# WRITTEN EXERCISE 1
In the rows, edit the lines from the line with "Where is each" to the line with "password-input[interactable] (75, 176, 157, 192)" so that "screenshot" becomes "screen capture", with everything else unchanged. Leave the pictures out of your answer.

# SELECTED PASSAGE
_ _ _

Single by Morning Musume

from the album Rainbow 7
- Released: November 9, 2005
- Recorded: 2005
- Genre: J-pop; techno-pop; dance-pop; pop rock;
- Length: 13:28
- Label: Zetima
- Songwriter: Tsunku
- Producer: Tsunku

Morning Musume singles chronology
| "Iroppoi Jirettai" (2005) | "Chokkan 2 (Nogashita Sakana wa Ōkiizo!)" (2005) | "Sexy Boy (Soyokaze ni Yorisotte)" (2006) |

Music video
- Chokkan 2 (Nogashita Sakana wa Ōkiizo!) on YouTube

= Chokkan 2 (Nogashita Sakana wa Ōkiizo!) =

"Chokkan 2 (Nogashita Sakana wa Ōkiizo!)" (直感２～逃した魚は大きいぞ！～) is the twenty-eighth single of J-pop group Morning Musume and was released November 9, 2005. It peaked at #4 on the weekly Oricon chart, charting for seven weeks. The limited edition of this single came with five photo cards featuring two members on each card and came in special packaging.

_ _ _

# DATASET RECORDS
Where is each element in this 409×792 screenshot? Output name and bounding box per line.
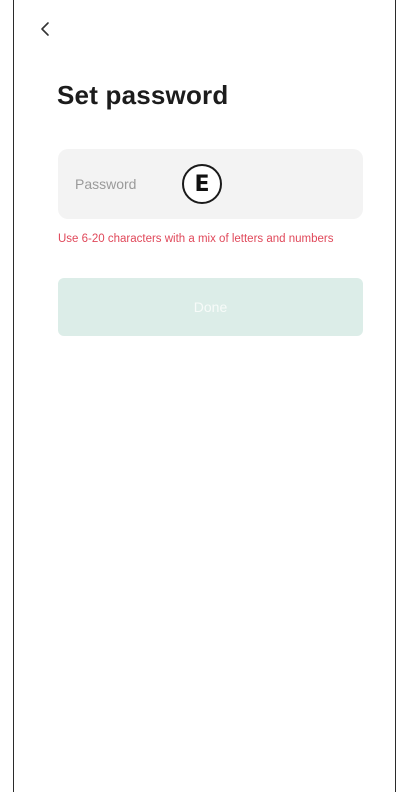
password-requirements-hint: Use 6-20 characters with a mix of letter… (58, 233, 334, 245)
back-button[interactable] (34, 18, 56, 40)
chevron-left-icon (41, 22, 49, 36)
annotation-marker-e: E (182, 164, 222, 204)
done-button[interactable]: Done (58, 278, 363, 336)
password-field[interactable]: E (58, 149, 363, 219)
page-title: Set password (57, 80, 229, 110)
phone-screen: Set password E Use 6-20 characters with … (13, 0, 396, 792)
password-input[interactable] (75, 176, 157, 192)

_ _ _

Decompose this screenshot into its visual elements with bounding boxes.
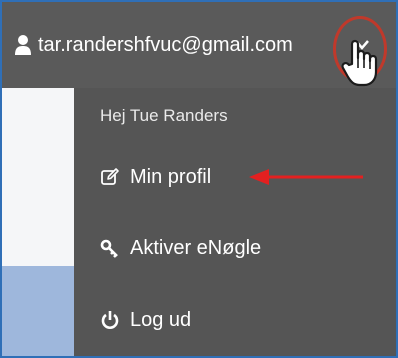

_ _ _

# WRITTEN EXERCISE 2
Answer these about the Morning Musume single page:
(a) Which label released the single?
(b) What was its peak position on the weekly Oricon chart?
(c) How many photo cards came with the limited edition?

# COMPLETE OUTPUT 1
Where is each element in this 409×792 screen capture? Output name and bounding box per line.
password-requirements-hint: Use 6-20 characters with a mix of letter… (58, 233, 334, 245)
back-button[interactable] (34, 18, 56, 40)
chevron-left-icon (41, 22, 49, 36)
annotation-marker-e: E (182, 164, 222, 204)
done-button[interactable]: Done (58, 278, 363, 336)
password-field[interactable]: E (58, 149, 363, 219)
page-title: Set password (57, 80, 229, 110)
phone-screen: Set password E Use 6-20 characters with … (13, 0, 396, 792)
password-input[interactable] (75, 176, 157, 192)

# COMPLETE OUTPUT 2
(a) Zetima
(b) #4
(c) Five